#### Given task
Collect each line in the entries below that contains the string "IFNγ".

================================

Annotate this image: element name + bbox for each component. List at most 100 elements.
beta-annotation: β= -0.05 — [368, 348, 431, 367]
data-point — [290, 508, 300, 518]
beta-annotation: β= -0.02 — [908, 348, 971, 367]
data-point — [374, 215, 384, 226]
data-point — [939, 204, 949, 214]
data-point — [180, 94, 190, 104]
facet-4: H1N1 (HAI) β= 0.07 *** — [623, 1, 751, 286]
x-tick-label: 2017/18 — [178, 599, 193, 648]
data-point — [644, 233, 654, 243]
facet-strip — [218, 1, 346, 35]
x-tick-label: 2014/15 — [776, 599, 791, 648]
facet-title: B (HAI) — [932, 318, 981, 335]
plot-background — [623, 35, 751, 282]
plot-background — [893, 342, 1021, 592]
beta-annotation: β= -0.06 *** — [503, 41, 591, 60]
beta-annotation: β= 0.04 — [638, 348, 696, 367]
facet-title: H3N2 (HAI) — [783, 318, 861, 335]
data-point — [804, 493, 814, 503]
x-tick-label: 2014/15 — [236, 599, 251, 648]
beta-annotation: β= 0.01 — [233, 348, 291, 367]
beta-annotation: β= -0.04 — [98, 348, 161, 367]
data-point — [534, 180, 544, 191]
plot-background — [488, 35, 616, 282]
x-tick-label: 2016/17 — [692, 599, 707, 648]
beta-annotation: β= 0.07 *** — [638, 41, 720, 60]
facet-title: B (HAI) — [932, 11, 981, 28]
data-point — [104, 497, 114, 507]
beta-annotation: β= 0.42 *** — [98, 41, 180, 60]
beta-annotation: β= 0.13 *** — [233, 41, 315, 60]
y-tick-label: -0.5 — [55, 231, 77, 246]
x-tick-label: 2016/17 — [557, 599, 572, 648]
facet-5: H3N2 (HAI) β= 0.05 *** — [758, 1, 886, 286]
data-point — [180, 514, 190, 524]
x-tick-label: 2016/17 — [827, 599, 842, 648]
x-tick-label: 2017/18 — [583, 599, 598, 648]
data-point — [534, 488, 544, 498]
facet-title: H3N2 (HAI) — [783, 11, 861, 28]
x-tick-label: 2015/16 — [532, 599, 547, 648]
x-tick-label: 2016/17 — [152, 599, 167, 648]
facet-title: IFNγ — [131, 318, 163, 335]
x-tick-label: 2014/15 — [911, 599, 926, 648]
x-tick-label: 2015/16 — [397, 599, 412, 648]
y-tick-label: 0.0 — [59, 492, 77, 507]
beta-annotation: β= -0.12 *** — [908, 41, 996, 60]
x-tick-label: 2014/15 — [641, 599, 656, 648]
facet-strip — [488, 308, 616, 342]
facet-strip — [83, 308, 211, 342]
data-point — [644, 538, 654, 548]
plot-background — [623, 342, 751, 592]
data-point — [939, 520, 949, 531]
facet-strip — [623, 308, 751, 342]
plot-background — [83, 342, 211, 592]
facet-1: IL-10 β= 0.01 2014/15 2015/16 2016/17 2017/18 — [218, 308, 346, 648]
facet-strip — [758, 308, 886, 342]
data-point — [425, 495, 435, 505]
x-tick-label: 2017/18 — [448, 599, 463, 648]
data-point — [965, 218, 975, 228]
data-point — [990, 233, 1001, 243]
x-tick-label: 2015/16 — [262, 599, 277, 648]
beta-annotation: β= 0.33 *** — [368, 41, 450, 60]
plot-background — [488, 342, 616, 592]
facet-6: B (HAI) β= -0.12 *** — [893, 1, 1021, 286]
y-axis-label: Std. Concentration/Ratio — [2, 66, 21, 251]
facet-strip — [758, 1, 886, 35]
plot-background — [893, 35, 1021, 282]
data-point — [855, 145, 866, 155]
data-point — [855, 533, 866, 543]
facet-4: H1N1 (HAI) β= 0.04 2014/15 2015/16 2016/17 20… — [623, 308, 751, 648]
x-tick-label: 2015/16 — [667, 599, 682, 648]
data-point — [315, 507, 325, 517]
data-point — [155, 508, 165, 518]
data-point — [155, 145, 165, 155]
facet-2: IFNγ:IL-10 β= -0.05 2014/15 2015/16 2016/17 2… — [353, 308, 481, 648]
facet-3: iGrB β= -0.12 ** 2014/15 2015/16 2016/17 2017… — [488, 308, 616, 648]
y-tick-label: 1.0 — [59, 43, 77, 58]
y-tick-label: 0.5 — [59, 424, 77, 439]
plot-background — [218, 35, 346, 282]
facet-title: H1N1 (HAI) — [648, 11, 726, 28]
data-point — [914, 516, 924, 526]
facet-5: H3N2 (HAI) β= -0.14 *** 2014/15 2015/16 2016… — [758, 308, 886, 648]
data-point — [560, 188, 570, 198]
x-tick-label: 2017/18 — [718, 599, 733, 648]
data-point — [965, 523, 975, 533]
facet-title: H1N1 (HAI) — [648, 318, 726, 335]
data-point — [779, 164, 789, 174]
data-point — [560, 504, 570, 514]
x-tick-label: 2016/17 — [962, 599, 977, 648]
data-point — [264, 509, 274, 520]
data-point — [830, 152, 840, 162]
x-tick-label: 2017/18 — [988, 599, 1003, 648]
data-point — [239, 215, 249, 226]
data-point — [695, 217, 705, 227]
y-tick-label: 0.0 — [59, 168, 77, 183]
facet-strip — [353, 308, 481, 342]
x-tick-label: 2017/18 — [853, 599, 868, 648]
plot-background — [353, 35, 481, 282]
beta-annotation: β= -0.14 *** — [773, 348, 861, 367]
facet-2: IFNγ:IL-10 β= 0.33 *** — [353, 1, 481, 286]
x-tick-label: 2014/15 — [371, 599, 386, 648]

================================

#### Task solution
facet-title: IFNγ — [131, 318, 163, 335]
facet-2: IFNγ:IL-10 β= -0.05 2014/15 2015/16 2016/17 2… — [353, 308, 481, 648]
facet-2: IFNγ:IL-10 β= 0.33 *** — [353, 1, 481, 286]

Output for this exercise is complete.